◆ Problem requirements
Omit the images, then output each of the records below exactly.

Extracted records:
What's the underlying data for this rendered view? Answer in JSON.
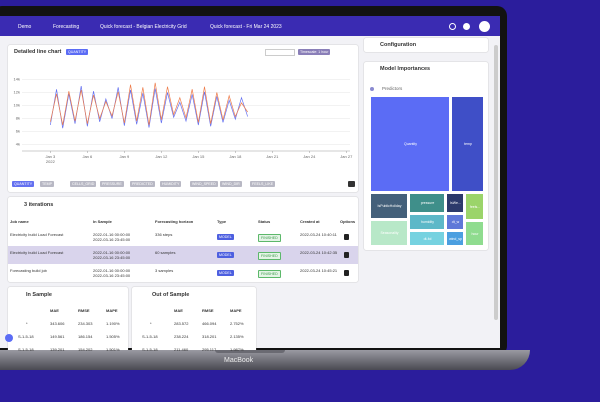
{
  "nav": {
    "breadcrumbs": [
      "Demo",
      "Forecasting",
      "Quick forecast - Belgian Electricity Grid",
      "Quick forecast - Fri Mar 24 2023"
    ]
  },
  "chart_card": {
    "title": "Detailed line chart",
    "timescale": "Timescale: 1 hour",
    "filters": [
      "TEMP",
      "CELLS_GRID",
      "PRESSURE",
      "HUMIDITY",
      "WIND_SPEED",
      "WIND_DIR",
      "FEELS_LIKE"
    ]
  },
  "chart_data": {
    "type": "line",
    "x": [
      3,
      3.5,
      4,
      4.5,
      5,
      5.5,
      6,
      6.5,
      7,
      7.5,
      8,
      8.5,
      9,
      9.5,
      10,
      10.5,
      11,
      11.5,
      12,
      12.5,
      13,
      13.5,
      14,
      14.5,
      15,
      15.5,
      16,
      16.5,
      17,
      17.5,
      18,
      18.5,
      19
    ],
    "series": [
      {
        "name": "QUANTITY",
        "color": "#6470f0",
        "values": [
          7000,
          12500,
          6500,
          11800,
          7200,
          13000,
          6800,
          12200,
          7500,
          11000,
          8000,
          12800,
          6900,
          12400,
          7100,
          11900,
          6600,
          12600,
          7300,
          12000,
          8200,
          10500,
          7600,
          11700,
          7000,
          12100,
          6800,
          11400,
          7400,
          10800,
          7900,
          11200,
          8300
        ]
      },
      {
        "name": "PREDICTED",
        "color": "#ee7d4c",
        "values": [
          7500,
          11800,
          7000,
          12200,
          7600,
          12400,
          7200,
          11600,
          8000,
          10600,
          8400,
          12100,
          7300,
          13200,
          7600,
          12800,
          7000,
          13500,
          7800,
          12900,
          8600,
          11200,
          8100,
          12500,
          7400,
          12900,
          7200,
          12000,
          7800,
          11500,
          8300,
          10400,
          9000
        ]
      }
    ],
    "xlim": [
      0.7,
      27.3
    ],
    "ylim": [
      3000,
      15000
    ],
    "xticks": [
      {
        "value": 3,
        "label": "Jan 3"
      },
      {
        "value": 6,
        "label": "Jan 6"
      },
      {
        "value": 9,
        "label": "Jan 9"
      },
      {
        "value": 12,
        "label": "Jan 12"
      },
      {
        "value": 15,
        "label": "Jan 15"
      },
      {
        "value": 18,
        "label": "Jan 18"
      },
      {
        "value": 21,
        "label": "Jan 21"
      },
      {
        "value": 24,
        "label": "Jan 24"
      },
      {
        "value": 27,
        "label": "Jan 27"
      }
    ],
    "x_year_label": "2022",
    "yticks": [
      {
        "value": 4000,
        "label": "4k"
      },
      {
        "value": 6000,
        "label": "6k"
      },
      {
        "value": 8000,
        "label": "8k"
      },
      {
        "value": 10000,
        "label": "10k"
      },
      {
        "value": 12000,
        "label": "12k"
      },
      {
        "value": 14000,
        "label": "14k"
      }
    ],
    "grid": true
  },
  "iterations": {
    "title": "3 iterations",
    "columns": [
      "Job name",
      "In Sample",
      "Forecasting horizon",
      "Type",
      "Status",
      "Created at",
      "Options"
    ],
    "rows": [
      [
        "Electricity build Load Forecast",
        "2022-01-16 00:00:00 2022-03-16 23:45:00",
        "336 steps",
        "MODEL",
        "FINISHED",
        "2022-03-24 10:40:11"
      ],
      [
        "Electricity build Load Forecast",
        "2022-01-16 00:00:00 2022-03-16 23:45:00",
        "60 samples",
        "MODEL",
        "FINISHED",
        "2022-03-24 10:42:35"
      ],
      [
        "Forecasting build job",
        "2022-01-16 00:00:00 2022-03-16 23:45:00",
        "3 samples",
        "MODEL",
        "FINISHED",
        "2022-03-24 10:45:21"
      ]
    ]
  },
  "in_sample": {
    "title": "In Sample",
    "columns": [
      "MAE",
      "RMSE",
      "MAPE"
    ],
    "rows": [
      [
        "*",
        "343.606",
        "234.303",
        "1.190%"
      ],
      [
        "S-1-5-18",
        "149.561",
        "186.154",
        "1.505%"
      ],
      [
        "S-1-5-18",
        "139.201",
        "154.202",
        "1.501%"
      ]
    ]
  },
  "out_sample": {
    "title": "Out of Sample",
    "columns": [
      "MAE",
      "RMSE",
      "MAPE"
    ],
    "rows": [
      [
        "*",
        "283.572",
        "466.094",
        "2.752%"
      ],
      [
        "S-1-5-18",
        "238.224",
        "318.201",
        "2.135%"
      ],
      [
        "S-1-5-18",
        "211.460",
        "295.117",
        "1.987%"
      ]
    ]
  },
  "configuration": {
    "title": "Configuration"
  },
  "importances": {
    "title": "Model Importances",
    "legend": "Predictors",
    "nodes": [
      "Quantity",
      "temp",
      "IsPublicHoliday",
      "pressure",
      "humidity",
      "Seasonality",
      "IsWe...",
      "dt_w",
      "feels...",
      "dt-fol",
      "wind_sp",
      "hour"
    ]
  },
  "device_label": "MacBook"
}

◆ Problem solution
What's the underlying data for this rendered view? Answer in JSON.
{
  "nav": {
    "breadcrumbs": [
      "Demo",
      "Forecasting",
      "Quick forecast - Belgian Electricity Grid",
      "Quick forecast - Fri Mar 24 2023"
    ]
  },
  "chart_card": {
    "title": "Detailed line chart",
    "timescale": "Timescale: 1 hour",
    "filters": [
      "TEMP",
      "CELLS_GRID",
      "PRESSURE",
      "HUMIDITY",
      "WIND_SPEED",
      "WIND_DIR",
      "FEELS_LIKE"
    ]
  },
  "chart_data": {
    "type": "line",
    "x": [
      3,
      3.5,
      4,
      4.5,
      5,
      5.5,
      6,
      6.5,
      7,
      7.5,
      8,
      8.5,
      9,
      9.5,
      10,
      10.5,
      11,
      11.5,
      12,
      12.5,
      13,
      13.5,
      14,
      14.5,
      15,
      15.5,
      16,
      16.5,
      17,
      17.5,
      18,
      18.5,
      19
    ],
    "series": [
      {
        "name": "QUANTITY",
        "color": "#6470f0",
        "values": [
          7000,
          12500,
          6500,
          11800,
          7200,
          13000,
          6800,
          12200,
          7500,
          11000,
          8000,
          12800,
          6900,
          12400,
          7100,
          11900,
          6600,
          12600,
          7300,
          12000,
          8200,
          10500,
          7600,
          11700,
          7000,
          12100,
          6800,
          11400,
          7400,
          10800,
          7900,
          11200,
          8300
        ]
      },
      {
        "name": "PREDICTED",
        "color": "#ee7d4c",
        "values": [
          7500,
          11800,
          7000,
          12200,
          7600,
          12400,
          7200,
          11600,
          8000,
          10600,
          8400,
          12100,
          7300,
          13200,
          7600,
          12800,
          7000,
          13500,
          7800,
          12900,
          8600,
          11200,
          8100,
          12500,
          7400,
          12900,
          7200,
          12000,
          7800,
          11500,
          8300,
          10400,
          9000
        ]
      }
    ],
    "xlim": [
      0.7,
      27.3
    ],
    "ylim": [
      3000,
      15000
    ],
    "xticks": [
      {
        "value": 3,
        "label": "Jan 3"
      },
      {
        "value": 6,
        "label": "Jan 6"
      },
      {
        "value": 9,
        "label": "Jan 9"
      },
      {
        "value": 12,
        "label": "Jan 12"
      },
      {
        "value": 15,
        "label": "Jan 15"
      },
      {
        "value": 18,
        "label": "Jan 18"
      },
      {
        "value": 21,
        "label": "Jan 21"
      },
      {
        "value": 24,
        "label": "Jan 24"
      },
      {
        "value": 27,
        "label": "Jan 27"
      }
    ],
    "x_year_label": "2022",
    "yticks": [
      {
        "value": 4000,
        "label": "4k"
      },
      {
        "value": 6000,
        "label": "6k"
      },
      {
        "value": 8000,
        "label": "8k"
      },
      {
        "value": 10000,
        "label": "10k"
      },
      {
        "value": 12000,
        "label": "12k"
      },
      {
        "value": 14000,
        "label": "14k"
      }
    ],
    "grid": true
  },
  "iterations": {
    "title": "3 iterations",
    "columns": [
      "Job name",
      "In Sample",
      "Forecasting horizon",
      "Type",
      "Status",
      "Created at",
      "Options"
    ],
    "rows": [
      [
        "Electricity build Load Forecast",
        "2022-01-16 00:00:00 2022-03-16 23:45:00",
        "336 steps",
        "MODEL",
        "FINISHED",
        "2022-03-24 10:40:11"
      ],
      [
        "Electricity build Load Forecast",
        "2022-01-16 00:00:00 2022-03-16 23:45:00",
        "60 samples",
        "MODEL",
        "FINISHED",
        "2022-03-24 10:42:35"
      ],
      [
        "Forecasting build job",
        "2022-01-16 00:00:00 2022-03-16 23:45:00",
        "3 samples",
        "MODEL",
        "FINISHED",
        "2022-03-24 10:45:21"
      ]
    ]
  },
  "in_sample": {
    "title": "In Sample",
    "columns": [
      "MAE",
      "RMSE",
      "MAPE"
    ],
    "rows": [
      [
        "*",
        "343.606",
        "234.303",
        "1.190%"
      ],
      [
        "S-1-5-18",
        "149.561",
        "186.154",
        "1.505%"
      ],
      [
        "S-1-5-18",
        "139.201",
        "154.202",
        "1.501%"
      ]
    ]
  },
  "out_sample": {
    "title": "Out of Sample",
    "columns": [
      "MAE",
      "RMSE",
      "MAPE"
    ],
    "rows": [
      [
        "*",
        "283.572",
        "466.094",
        "2.752%"
      ],
      [
        "S-1-5-18",
        "238.224",
        "318.201",
        "2.135%"
      ],
      [
        "S-1-5-18",
        "211.460",
        "295.117",
        "1.987%"
      ]
    ]
  },
  "configuration": {
    "title": "Configuration"
  },
  "importances": {
    "title": "Model Importances",
    "legend": "Predictors",
    "nodes": [
      "Quantity",
      "temp",
      "IsPublicHoliday",
      "pressure",
      "humidity",
      "Seasonality",
      "IsWe...",
      "dt_w",
      "feels...",
      "dt-fol",
      "wind_sp",
      "hour"
    ]
  },
  "device_label": "MacBook"
}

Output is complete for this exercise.